◆ **TEXTO DADO**
La tercera y última enfermedad que puedo dilucidar es tal vez más grave y más profunda… La consciencia social quebrada. Tenemos una incapacidad para ponernos en los zapatos del otro, lo que genera una inversión de valores en donde lo bueno es malo y lo malo es bueno. El ladrón o el maleante es adulado por “vivo” y “avispado” y la persona honesta es tildada de “imbécil” (el vivo vive del bobo, y el bobo de su mamá).
Pongamos un par de ejemplos. En el primero, un niño camina con su padre y ve como se le cae la billetera a alguien, el niño corriendo la toma y la entrega a su papá, el cual recibe la billetera, la guarda, y se vanagloria de que su hijo es “avispado” e “inteligente”. En el segundo ejemplo, alguien va al banco o a una tienda, recibe algunos pesos más de cambio (no importa la cantidad), y guarda silencio. En los dos casos hay un comportamiento de “avivado” donde el “vivo” se podría definir como el sujeto que se aprovecha del descuido de otro para el beneficio propio. Esta consciencia social rota, se puede ver en que si estos personajes hubieran sido víctimas de la indolencia de otra persona, no hubieran escatimado en quejarse de que la sociedad está podrida, que no tiene arreglo, que no se puede confiar en nadie, etc.

◆ **DATOS PARA REVISIÓN**
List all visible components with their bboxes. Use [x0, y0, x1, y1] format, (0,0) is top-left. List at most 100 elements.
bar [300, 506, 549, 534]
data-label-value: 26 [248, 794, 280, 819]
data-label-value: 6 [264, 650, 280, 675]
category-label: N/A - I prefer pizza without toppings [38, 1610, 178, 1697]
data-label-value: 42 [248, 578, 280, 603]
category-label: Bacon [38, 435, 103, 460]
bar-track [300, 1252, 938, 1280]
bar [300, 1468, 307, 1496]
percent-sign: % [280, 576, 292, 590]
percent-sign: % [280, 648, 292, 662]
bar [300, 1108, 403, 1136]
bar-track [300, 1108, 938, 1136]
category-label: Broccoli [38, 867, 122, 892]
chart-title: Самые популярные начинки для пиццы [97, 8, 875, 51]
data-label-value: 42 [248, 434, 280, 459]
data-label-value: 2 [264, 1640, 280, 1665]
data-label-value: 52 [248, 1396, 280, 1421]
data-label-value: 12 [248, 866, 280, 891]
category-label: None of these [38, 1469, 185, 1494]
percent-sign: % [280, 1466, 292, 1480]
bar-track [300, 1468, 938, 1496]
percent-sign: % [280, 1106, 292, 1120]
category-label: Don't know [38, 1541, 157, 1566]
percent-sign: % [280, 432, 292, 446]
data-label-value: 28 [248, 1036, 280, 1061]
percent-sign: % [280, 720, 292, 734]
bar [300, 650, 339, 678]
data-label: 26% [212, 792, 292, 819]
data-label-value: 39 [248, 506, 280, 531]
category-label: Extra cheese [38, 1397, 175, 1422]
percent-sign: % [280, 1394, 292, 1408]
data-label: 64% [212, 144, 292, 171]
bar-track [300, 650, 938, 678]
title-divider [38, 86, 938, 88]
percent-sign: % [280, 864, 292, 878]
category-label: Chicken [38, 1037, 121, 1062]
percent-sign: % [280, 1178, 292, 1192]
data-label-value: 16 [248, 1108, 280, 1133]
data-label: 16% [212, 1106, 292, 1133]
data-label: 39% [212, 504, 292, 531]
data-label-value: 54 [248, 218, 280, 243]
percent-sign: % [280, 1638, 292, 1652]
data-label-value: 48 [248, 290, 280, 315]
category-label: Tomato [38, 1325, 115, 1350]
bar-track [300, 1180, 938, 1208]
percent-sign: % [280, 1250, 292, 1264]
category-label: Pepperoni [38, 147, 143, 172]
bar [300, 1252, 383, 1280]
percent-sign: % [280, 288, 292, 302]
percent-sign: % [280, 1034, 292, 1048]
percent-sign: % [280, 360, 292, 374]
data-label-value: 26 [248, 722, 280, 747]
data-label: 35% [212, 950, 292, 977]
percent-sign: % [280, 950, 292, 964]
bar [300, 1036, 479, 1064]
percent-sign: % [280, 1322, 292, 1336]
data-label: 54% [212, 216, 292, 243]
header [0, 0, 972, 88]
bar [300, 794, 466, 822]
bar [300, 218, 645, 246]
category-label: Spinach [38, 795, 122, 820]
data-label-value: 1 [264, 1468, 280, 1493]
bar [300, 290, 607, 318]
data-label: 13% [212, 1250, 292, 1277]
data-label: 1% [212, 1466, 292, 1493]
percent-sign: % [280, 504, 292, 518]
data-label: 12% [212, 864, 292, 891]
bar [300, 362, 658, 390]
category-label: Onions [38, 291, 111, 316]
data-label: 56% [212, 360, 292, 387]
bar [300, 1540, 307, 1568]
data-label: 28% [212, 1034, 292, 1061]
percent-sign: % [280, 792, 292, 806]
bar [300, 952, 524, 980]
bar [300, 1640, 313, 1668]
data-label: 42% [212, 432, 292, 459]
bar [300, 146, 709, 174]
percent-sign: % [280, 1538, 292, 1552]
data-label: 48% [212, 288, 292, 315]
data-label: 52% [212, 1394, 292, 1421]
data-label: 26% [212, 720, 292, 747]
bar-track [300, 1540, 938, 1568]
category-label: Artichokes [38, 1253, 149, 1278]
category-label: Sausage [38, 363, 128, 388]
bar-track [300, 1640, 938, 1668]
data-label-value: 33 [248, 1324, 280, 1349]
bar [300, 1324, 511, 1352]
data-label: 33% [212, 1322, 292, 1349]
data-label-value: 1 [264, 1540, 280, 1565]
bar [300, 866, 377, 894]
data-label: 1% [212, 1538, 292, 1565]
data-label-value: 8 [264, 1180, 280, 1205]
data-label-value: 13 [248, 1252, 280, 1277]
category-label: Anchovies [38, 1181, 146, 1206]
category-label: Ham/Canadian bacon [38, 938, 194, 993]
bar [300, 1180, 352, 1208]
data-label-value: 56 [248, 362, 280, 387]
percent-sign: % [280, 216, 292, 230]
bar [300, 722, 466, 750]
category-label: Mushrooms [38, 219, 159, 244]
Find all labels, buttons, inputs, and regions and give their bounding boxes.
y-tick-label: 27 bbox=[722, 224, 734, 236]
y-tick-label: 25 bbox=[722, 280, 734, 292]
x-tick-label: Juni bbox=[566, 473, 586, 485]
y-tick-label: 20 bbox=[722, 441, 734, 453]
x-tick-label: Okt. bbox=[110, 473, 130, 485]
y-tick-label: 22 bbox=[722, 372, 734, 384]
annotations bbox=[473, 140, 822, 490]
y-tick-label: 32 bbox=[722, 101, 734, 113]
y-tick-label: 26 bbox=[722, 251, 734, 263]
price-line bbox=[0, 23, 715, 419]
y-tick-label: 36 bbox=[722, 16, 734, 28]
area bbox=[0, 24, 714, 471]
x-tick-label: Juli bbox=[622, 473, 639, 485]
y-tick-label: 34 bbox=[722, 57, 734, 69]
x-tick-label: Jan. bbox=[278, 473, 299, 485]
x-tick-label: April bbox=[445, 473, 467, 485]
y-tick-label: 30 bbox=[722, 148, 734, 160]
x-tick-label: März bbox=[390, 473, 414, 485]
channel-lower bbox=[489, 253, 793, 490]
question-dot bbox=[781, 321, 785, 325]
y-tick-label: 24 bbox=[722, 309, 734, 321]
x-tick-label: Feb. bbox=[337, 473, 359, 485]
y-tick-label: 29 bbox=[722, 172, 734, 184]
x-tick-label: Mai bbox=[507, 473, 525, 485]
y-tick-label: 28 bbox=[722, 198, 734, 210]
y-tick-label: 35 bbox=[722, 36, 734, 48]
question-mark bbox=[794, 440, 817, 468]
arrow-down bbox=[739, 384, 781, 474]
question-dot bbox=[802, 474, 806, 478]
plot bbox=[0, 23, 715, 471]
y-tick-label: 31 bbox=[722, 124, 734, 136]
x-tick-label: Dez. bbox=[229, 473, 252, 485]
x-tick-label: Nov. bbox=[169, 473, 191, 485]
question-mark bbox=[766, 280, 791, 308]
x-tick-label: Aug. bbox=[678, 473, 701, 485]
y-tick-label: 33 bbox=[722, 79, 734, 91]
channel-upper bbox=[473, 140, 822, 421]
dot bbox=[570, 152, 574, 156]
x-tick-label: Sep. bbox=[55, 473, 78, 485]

◆ **PROBLEMA**
Extrae literalmente del texto sobre la consciencia social quebrada el fragmento que va desde "La tercera y" hasta "de su mamá).", ambos incluidos.

◆ **RESPUESTA FINAL**
La tercera y última enfermedad que puedo dilucidar es tal vez más grave y más profunda… La consciencia social quebrada. Tenemos una incapacidad para ponernos en los zapatos del otro, lo que genera una inversión de valores en donde lo bueno es malo y lo malo es bueno. El ladrón o el maleante es adulado por “vivo” y “avispado” y la persona honesta es tildada de “imbécil” (el vivo vive del bobo, y el bobo de su mamá).